■ **EXTRACTED RECORDS**

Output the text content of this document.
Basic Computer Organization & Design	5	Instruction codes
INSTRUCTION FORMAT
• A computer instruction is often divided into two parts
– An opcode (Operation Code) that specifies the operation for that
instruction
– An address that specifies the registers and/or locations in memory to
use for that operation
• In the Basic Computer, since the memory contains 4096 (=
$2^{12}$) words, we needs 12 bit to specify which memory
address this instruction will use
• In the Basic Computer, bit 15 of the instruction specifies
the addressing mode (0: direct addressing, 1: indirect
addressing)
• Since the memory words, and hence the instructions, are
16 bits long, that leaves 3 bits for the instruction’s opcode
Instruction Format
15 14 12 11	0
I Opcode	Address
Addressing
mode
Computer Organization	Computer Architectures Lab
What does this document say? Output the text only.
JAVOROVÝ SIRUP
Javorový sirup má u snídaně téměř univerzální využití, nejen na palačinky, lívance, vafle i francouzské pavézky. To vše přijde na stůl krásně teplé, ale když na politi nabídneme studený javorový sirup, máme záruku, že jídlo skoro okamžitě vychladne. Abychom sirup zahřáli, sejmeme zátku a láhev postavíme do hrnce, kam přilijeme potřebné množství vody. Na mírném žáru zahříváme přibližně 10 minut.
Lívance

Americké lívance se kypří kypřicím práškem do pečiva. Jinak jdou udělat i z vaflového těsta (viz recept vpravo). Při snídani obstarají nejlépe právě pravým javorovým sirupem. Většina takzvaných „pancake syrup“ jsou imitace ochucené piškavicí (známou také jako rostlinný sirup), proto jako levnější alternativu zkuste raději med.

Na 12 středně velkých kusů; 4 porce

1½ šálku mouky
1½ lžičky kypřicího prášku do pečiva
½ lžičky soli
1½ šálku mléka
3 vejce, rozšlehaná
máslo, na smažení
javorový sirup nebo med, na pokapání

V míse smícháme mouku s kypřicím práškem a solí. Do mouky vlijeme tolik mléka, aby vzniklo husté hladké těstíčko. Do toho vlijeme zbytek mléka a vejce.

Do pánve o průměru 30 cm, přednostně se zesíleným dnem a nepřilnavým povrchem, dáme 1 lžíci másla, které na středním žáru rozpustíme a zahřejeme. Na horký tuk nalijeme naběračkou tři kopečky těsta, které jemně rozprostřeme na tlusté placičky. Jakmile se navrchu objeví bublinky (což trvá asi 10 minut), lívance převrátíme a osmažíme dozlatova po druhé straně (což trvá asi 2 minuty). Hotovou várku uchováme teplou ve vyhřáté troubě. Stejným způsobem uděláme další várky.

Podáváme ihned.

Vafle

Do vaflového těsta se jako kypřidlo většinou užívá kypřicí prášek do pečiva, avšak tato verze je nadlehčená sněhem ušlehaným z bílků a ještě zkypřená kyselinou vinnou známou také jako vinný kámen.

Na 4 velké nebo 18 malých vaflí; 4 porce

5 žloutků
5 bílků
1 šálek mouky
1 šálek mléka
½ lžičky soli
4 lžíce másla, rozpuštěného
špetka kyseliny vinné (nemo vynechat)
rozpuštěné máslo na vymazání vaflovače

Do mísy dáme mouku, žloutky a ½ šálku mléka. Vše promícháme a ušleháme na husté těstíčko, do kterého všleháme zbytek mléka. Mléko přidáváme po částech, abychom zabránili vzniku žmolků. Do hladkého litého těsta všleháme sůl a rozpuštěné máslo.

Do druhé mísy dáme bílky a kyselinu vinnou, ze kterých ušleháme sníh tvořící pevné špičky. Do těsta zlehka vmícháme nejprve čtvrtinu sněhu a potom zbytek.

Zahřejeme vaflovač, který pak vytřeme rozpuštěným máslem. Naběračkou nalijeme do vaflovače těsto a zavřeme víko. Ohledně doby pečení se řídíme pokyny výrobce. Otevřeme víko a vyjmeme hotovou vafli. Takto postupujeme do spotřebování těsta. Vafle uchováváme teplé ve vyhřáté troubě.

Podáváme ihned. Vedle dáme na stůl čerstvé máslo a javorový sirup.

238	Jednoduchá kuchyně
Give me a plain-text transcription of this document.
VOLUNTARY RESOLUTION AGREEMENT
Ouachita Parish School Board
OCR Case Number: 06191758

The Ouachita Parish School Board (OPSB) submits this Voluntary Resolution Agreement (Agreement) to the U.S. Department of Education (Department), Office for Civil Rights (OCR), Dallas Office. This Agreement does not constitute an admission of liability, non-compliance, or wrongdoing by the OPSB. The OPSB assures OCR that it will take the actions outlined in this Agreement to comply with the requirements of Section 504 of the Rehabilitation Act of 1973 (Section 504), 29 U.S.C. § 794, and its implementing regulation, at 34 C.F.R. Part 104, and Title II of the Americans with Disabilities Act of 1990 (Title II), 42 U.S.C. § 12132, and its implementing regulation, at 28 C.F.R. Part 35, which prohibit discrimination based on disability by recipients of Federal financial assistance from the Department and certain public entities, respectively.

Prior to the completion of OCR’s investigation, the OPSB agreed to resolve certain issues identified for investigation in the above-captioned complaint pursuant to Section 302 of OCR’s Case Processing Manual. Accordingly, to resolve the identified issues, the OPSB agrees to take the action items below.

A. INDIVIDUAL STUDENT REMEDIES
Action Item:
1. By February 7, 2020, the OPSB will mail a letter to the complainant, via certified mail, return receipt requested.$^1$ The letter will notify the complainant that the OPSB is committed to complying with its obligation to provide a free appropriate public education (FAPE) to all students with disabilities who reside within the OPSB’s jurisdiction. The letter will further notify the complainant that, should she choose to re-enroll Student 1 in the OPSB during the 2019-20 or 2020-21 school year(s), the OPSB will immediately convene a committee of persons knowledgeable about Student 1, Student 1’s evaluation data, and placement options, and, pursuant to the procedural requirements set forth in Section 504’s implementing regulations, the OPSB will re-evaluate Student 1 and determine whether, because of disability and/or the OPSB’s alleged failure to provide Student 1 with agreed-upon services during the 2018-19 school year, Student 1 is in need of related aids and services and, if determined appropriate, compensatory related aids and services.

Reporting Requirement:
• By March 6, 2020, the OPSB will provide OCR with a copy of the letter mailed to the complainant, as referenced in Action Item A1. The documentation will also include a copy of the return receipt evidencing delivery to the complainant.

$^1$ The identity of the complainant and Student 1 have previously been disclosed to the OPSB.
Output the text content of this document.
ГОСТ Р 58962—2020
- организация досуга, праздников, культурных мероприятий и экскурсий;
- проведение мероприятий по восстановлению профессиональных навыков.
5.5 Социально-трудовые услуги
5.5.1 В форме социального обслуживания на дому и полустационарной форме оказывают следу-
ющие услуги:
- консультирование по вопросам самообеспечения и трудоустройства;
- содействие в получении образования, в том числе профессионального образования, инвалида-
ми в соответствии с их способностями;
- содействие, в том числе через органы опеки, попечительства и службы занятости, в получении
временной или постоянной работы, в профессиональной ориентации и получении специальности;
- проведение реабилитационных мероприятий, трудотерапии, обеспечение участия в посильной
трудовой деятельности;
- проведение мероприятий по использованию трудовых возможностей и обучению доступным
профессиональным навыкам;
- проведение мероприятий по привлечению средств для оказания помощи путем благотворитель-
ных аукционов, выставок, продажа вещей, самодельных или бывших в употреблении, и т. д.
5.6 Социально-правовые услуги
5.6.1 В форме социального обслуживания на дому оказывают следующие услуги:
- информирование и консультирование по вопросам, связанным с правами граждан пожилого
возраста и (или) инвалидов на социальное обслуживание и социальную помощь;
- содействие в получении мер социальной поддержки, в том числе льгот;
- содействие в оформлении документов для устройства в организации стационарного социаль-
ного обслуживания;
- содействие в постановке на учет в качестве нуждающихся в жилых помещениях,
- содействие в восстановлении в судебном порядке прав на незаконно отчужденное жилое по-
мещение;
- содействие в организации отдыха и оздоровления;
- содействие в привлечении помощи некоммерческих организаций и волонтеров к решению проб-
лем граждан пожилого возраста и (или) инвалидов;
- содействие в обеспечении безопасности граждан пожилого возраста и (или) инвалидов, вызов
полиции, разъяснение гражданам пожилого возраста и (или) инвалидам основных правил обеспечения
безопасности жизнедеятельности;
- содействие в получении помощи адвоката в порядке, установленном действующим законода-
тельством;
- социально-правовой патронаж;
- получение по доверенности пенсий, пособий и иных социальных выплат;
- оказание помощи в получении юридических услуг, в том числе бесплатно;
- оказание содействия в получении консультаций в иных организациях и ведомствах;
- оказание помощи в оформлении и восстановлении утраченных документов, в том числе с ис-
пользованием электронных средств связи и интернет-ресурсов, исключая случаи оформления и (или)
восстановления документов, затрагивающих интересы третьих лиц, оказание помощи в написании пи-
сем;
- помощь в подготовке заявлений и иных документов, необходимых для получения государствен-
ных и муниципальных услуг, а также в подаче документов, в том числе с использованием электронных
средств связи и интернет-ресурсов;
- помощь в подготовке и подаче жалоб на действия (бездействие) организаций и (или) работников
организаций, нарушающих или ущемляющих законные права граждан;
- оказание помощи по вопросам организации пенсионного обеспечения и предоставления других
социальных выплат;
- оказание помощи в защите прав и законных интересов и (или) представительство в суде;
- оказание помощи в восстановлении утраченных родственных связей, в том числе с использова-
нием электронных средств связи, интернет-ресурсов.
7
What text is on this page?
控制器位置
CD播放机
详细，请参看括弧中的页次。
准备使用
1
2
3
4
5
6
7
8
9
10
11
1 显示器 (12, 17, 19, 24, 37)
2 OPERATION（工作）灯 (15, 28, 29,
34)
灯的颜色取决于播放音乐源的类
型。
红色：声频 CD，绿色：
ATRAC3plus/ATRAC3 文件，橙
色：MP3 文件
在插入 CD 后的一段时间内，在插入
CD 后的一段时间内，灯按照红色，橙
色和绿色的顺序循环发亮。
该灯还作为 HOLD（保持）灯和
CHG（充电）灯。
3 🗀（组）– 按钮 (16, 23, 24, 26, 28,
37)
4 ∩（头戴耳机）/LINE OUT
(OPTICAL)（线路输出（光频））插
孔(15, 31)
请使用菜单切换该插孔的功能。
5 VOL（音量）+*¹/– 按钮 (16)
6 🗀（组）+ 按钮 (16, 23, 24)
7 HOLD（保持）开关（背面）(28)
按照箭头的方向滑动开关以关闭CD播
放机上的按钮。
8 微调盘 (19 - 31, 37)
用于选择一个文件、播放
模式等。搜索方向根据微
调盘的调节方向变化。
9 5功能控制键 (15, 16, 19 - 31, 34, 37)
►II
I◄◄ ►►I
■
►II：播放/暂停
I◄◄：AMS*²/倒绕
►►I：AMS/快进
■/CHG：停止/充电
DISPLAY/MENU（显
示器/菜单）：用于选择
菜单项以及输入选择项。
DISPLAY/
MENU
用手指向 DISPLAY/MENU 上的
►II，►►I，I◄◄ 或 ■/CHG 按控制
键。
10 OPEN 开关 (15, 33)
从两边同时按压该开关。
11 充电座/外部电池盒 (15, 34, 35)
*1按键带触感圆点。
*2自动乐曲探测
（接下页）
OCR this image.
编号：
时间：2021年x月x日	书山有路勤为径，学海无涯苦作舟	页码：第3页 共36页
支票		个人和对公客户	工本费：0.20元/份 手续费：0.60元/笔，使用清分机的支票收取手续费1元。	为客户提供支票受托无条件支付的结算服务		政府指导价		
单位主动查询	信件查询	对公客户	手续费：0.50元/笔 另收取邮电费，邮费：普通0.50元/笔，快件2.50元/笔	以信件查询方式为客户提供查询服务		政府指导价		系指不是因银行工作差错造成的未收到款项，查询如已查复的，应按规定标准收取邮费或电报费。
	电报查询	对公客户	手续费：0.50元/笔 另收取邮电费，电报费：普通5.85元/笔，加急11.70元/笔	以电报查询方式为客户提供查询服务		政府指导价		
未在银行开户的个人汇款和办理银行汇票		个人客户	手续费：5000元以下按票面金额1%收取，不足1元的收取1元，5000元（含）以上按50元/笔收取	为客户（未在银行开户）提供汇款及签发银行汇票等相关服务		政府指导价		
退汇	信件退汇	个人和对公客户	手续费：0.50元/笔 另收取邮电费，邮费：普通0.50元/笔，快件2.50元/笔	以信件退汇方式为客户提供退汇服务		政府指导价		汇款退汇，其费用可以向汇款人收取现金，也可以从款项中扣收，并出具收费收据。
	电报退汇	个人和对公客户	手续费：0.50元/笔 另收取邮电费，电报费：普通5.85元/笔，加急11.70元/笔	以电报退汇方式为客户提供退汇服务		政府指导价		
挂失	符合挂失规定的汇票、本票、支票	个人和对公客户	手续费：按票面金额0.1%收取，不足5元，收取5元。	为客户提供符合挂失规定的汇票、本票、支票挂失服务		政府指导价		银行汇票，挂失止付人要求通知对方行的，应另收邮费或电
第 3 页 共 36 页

■ **TASK DIRECTIONS**
Starting at the line that contains "What text is on this page?", repeat each line exactly through the last one in the listing. Include both of those lines and nothing more.

■ **OUTPUT BELOW**
What text is on this page?
控制器位置
CD播放机
详细，请参看括弧中的页次。
准备使用
1
2
3
4
5
6
7
8
9
10
11
1 显示器 (12, 17, 19, 24, 37)
2 OPERATION（工作）灯 (15, 28, 29,
34)
灯的颜色取决于播放音乐源的类
型。
红色：声频 CD，绿色：
ATRAC3plus/ATRAC3 文件，橙
色：MP3 文件
在插入 CD 后的一段时间内，在插入
CD 后的一段时间内，灯按照红色，橙
色和绿色的顺序循环发亮。
该灯还作为 HOLD（保持）灯和
CHG（充电）灯。
3 🗀（组）– 按钮 (16, 23, 24, 26, 28,
37)
4 ∩（头戴耳机）/LINE OUT
(OPTICAL)（线路输出（光频））插
孔(15, 31)
请使用菜单切换该插孔的功能。
5 VOL（音量）+*¹/– 按钮 (16)
6 🗀（组）+ 按钮 (16, 23, 24)
7 HOLD（保持）开关（背面）(28)
按照箭头的方向滑动开关以关闭CD播
放机上的按钮。
8 微调盘 (19 - 31, 37)
用于选择一个文件、播放
模式等。搜索方向根据微
调盘的调节方向变化。
9 5功能控制键 (15, 16, 19 - 31, 34, 37)
►II
I◄◄ ►►I
■
►II：播放/暂停
I◄◄：AMS*²/倒绕
►►I：AMS/快进
■/CHG：停止/充电
DISPLAY/MENU（显
示器/菜单）：用于选择
菜单项以及输入选择项。
DISPLAY/
MENU
用手指向 DISPLAY/MENU 上的
►II，►►I，I◄◄ 或 ■/CHG 按控制
键。
10 OPEN 开关 (15, 33)
从两边同时按压该开关。
11 充电座/外部电池盒 (15, 34, 35)
*1按键带触感圆点。
*2自动乐曲探测
（接下页）
OCR this image.
编号：
时间：2021年x月x日	书山有路勤为径，学海无涯苦作舟	页码：第3页 共36页
支票		个人和对公客户	工本费：0.20元/份 手续费：0.60元/笔，使用清分机的支票收取手续费1元。	为客户提供支票受托无条件支付的结算服务		政府指导价		
单位主动查询	信件查询	对公客户	手续费：0.50元/笔 另收取邮电费，邮费：普通0.50元/笔，快件2.50元/笔	以信件查询方式为客户提供查询服务		政府指导价		系指不是因银行工作差错造成的未收到款项，查询如已查复的，应按规定标准收取邮费或电报费。
	电报查询	对公客户	手续费：0.50元/笔 另收取邮电费，电报费：普通5.85元/笔，加急11.70元/笔	以电报查询方式为客户提供查询服务		政府指导价		
未在银行开户的个人汇款和办理银行汇票		个人客户	手续费：5000元以下按票面金额1%收取，不足1元的收取1元，5000元（含）以上按50元/笔收取	为客户（未在银行开户）提供汇款及签发银行汇票等相关服务		政府指导价		
退汇	信件退汇	个人和对公客户	手续费：0.50元/笔 另收取邮电费，邮费：普通0.50元/笔，快件2.50元/笔	以信件退汇方式为客户提供退汇服务		政府指导价		汇款退汇，其费用可以向汇款人收取现金，也可以从款项中扣收，并出具收费收据。
	电报退汇	个人和对公客户	手续费：0.50元/笔 另收取邮电费，电报费：普通5.85元/笔，加急11.70元/笔	以电报退汇方式为客户提供退汇服务		政府指导价		
挂失	符合挂失规定的汇票、本票、支票	个人和对公客户	手续费：按票面金额0.1%收取，不足5元，收取5元。	为客户提供符合挂失规定的汇票、本票、支票挂失服务		政府指导价		银行汇票，挂失止付人要求通知对方行的，应另收邮费或电
第 3 页 共 36 页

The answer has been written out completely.